__Requirement__: Report only how many lines hold the word "来电原因".

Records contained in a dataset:
>>>
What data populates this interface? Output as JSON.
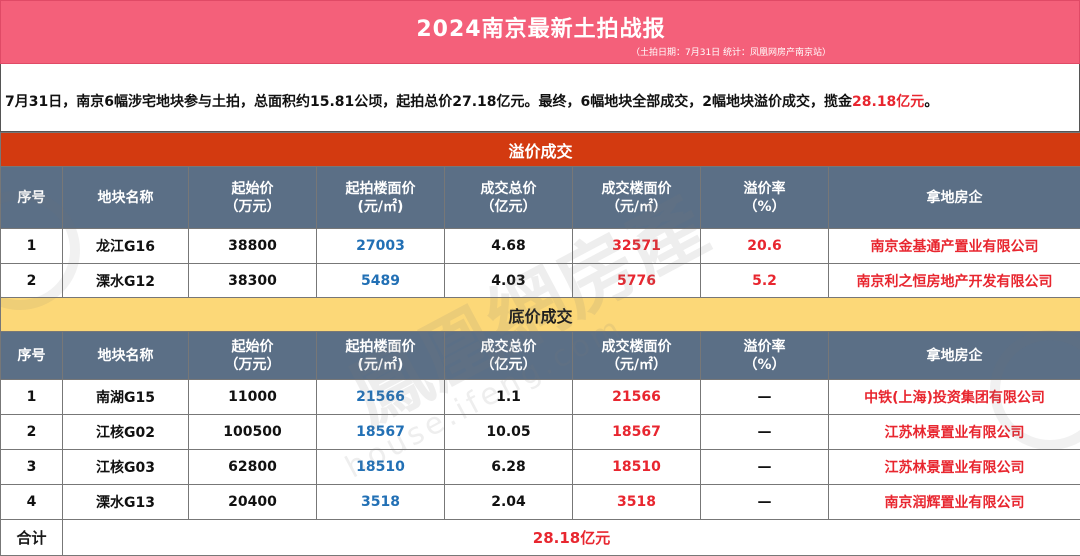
{
  "header": {
    "title": "2024南京最新土拍战报",
    "subtitle": "（土拍日期：7月31日   统计：凤凰网房产南京站）"
  },
  "summary": {
    "text": "7月31日，南京6幅涉宅地块参与土拍，总面积约15.81公顷，起拍总价27.18亿元。最终，6幅地块全部成交，2幅地块溢价成交，揽金",
    "highlight": "28.18亿元",
    "end": "。"
  },
  "columns": {
    "seq": "序号",
    "name": "地块名称",
    "start_price": "起始价",
    "start_price_unit": "（万元）",
    "start_floor": "起拍楼面价",
    "start_floor_unit": "(元/㎡)",
    "deal_total": "成交总价",
    "deal_total_unit": "（亿元）",
    "deal_floor": "成交楼面价",
    "deal_floor_unit": "（元/㎡）",
    "premium_rate": "溢价率",
    "premium_rate_unit": "（%）",
    "developer": "拿地房企"
  },
  "premium_section": {
    "title": "溢价成交",
    "rows": [
      {
        "seq": "1",
        "name": "龙江G16",
        "start_price": "38800",
        "start_floor": "27003",
        "deal_total": "4.68",
        "deal_floor": "32571",
        "premium_rate": "20.6",
        "developer": "南京金基通产置业有限公司"
      },
      {
        "seq": "2",
        "name": "溧水G12",
        "start_price": "38300",
        "start_floor": "5489",
        "deal_total": "4.03",
        "deal_floor": "5776",
        "premium_rate": "5.2",
        "developer": "南京利之恒房地产开发有限公司"
      }
    ]
  },
  "floor_section": {
    "title": "底价成交",
    "rows": [
      {
        "seq": "1",
        "name": "南湖G15",
        "start_price": "11000",
        "start_floor": "21566",
        "deal_total": "1.1",
        "deal_floor": "21566",
        "premium_rate": "—",
        "developer": "中铁(上海)投资集团有限公司"
      },
      {
        "seq": "2",
        "name": "江核G02",
        "start_price": "100500",
        "start_floor": "18567",
        "deal_total": "10.05",
        "deal_floor": "18567",
        "premium_rate": "—",
        "developer": "江苏林景置业有限公司"
      },
      {
        "seq": "3",
        "name": "江核G03",
        "start_price": "62800",
        "start_floor": "18510",
        "deal_total": "6.28",
        "deal_floor": "18510",
        "premium_rate": "—",
        "developer": "江苏林景置业有限公司"
      },
      {
        "seq": "4",
        "name": "溧水G13",
        "start_price": "20400",
        "start_floor": "3518",
        "deal_total": "2.04",
        "deal_floor": "3518",
        "premium_rate": "—",
        "developer": "南京润辉置业有限公司"
      }
    ]
  },
  "total": {
    "label": "合计",
    "value": "28.18亿元"
  },
  "watermark": {
    "brand": "鳳凰網房產",
    "domain": "house.ifeng.com"
  },
  "colors": {
    "title_bg": "#f4607a",
    "premium_bar": "#d33a10",
    "floor_bar": "#fcd878",
    "header_bg": "#5b6f86",
    "red": "#e8262f",
    "blue": "#2270b5"
  }
}
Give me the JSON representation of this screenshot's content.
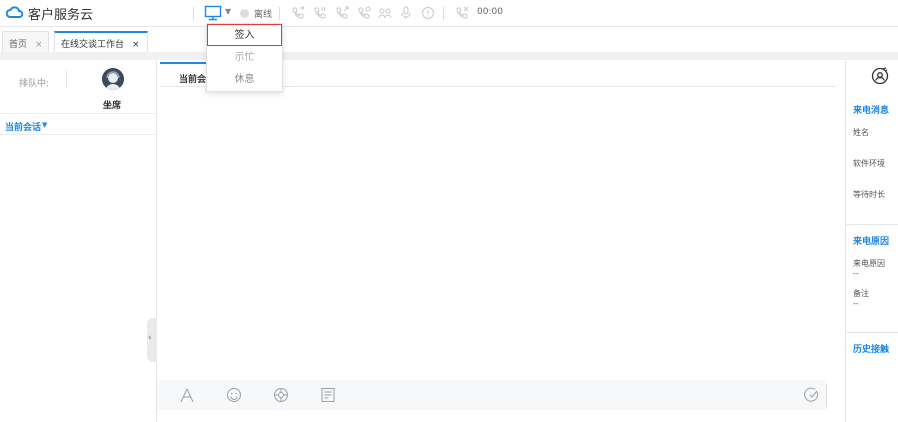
{
  "app": {
    "title": "客户服务云",
    "brand_color": "#1e88e5"
  },
  "toolbar": {
    "status_text": "离线",
    "timer": "00:00",
    "icons": [
      "monitor-icon",
      "phone-transfer-icon",
      "phone-hold-icon",
      "phone-consult-icon",
      "phone-conference-icon",
      "three-way-icon",
      "mic-icon",
      "info-icon",
      "phone-hangup-icon"
    ]
  },
  "tabs": [
    {
      "label": "首页",
      "close": "×"
    },
    {
      "label": "在线交谈工作台",
      "close": "×"
    }
  ],
  "status_menu": {
    "items": [
      "签入",
      "示忙",
      "休息"
    ],
    "highlighted": "签入"
  },
  "left_panel": {
    "queue_label": "排队中:",
    "agent_label": "坐席",
    "current_conversation": "当前会话",
    "collapse_arrow": "‹"
  },
  "center": {
    "tab_label": "当前会话",
    "toolbar_icons": [
      "font-icon",
      "emoji-icon",
      "screenshot-icon",
      "quick-reply-icon",
      "end-chat-icon"
    ]
  },
  "right_panel": {
    "incoming_message_title": "来电消息",
    "name_label": "姓名",
    "software_env_label": "软件环境",
    "wait_time_label": "等待时长",
    "call_reason_title": "来电原因",
    "call_reason_label": "来电原因",
    "call_reason_value": "--",
    "remark_label": "备注",
    "remark_value": "--",
    "history_title": "历史接触"
  }
}
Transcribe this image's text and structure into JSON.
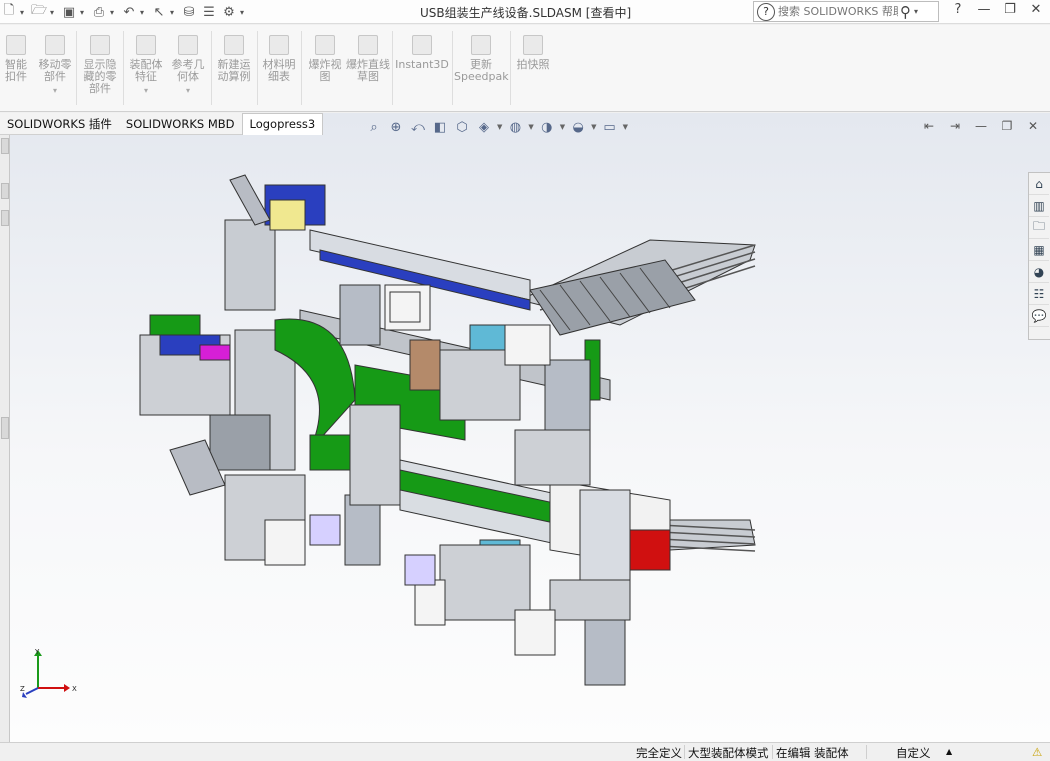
{
  "window": {
    "title": "USB组装生产线设备.SLDASM [查看中]"
  },
  "quick_access": {
    "icons": [
      "new-document-icon",
      "open-document-icon",
      "save-icon",
      "print-icon",
      "undo-icon",
      "select-icon",
      "rebuild-icon",
      "file-properties-icon",
      "options-icon"
    ]
  },
  "search": {
    "help_icon": "?",
    "placeholder": "搜索 SOLIDWORKS 帮助"
  },
  "window_controls": {
    "help": "?",
    "minimize": "—",
    "restore": "❐",
    "close": "✕"
  },
  "ribbon": {
    "buttons": [
      {
        "label": "智能扣件"
      },
      {
        "label": "移动零部件",
        "caret": "▾"
      },
      {
        "label": "显示隐藏的零部件"
      },
      {
        "label": "装配体特征",
        "caret": "▾"
      },
      {
        "label": "参考几何体",
        "caret": "▾"
      },
      {
        "label": "新建运动算例"
      },
      {
        "label": "材料明细表"
      },
      {
        "label": "爆炸视图"
      },
      {
        "label": "爆炸直线草图"
      },
      {
        "label": "Instant3D"
      },
      {
        "label": "更新Speedpak"
      },
      {
        "label": "拍快照"
      }
    ]
  },
  "tabs": [
    {
      "label": "SOLIDWORKS 插件"
    },
    {
      "label": "SOLIDWORKS MBD"
    },
    {
      "label": "Logopress3"
    }
  ],
  "heads_up_toolbar": {
    "icons": [
      "zoom-to-fit-icon",
      "zoom-to-area-icon",
      "previous-view-icon",
      "section-view-icon",
      "view-orientation-icon",
      "display-style-icon",
      "hide-show-icon",
      "edit-appearance-icon",
      "apply-scene-icon",
      "view-settings-icon"
    ]
  },
  "viewport_controls": {
    "icons": [
      "collapse-left-icon",
      "expand-right-icon",
      "viewport-minimize-icon",
      "viewport-restore-icon",
      "viewport-close-icon"
    ]
  },
  "task_pane": {
    "icons": [
      "home-icon",
      "design-library-icon",
      "file-explorer-icon",
      "view-palette-icon",
      "appearances-icon",
      "custom-properties-icon",
      "forum-icon"
    ]
  },
  "triad": {
    "x": "X",
    "y": "Y",
    "z": "Z"
  },
  "statusbar": {
    "definition": "完全定义",
    "mode": "大型装配体模式",
    "editing": "在编辑 装配体",
    "units": "自定义",
    "units_caret": "▲"
  },
  "colors": {
    "accent_green": "#169a16",
    "frame_gray": "#b8bcc4",
    "blue_part": "#2a3fbf",
    "red_part": "#d01010",
    "cyan_part": "#5fb9d6",
    "yellow_part": "#f0e890",
    "magenta_part": "#d61fd6"
  }
}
<<<
__Exercise result__: 2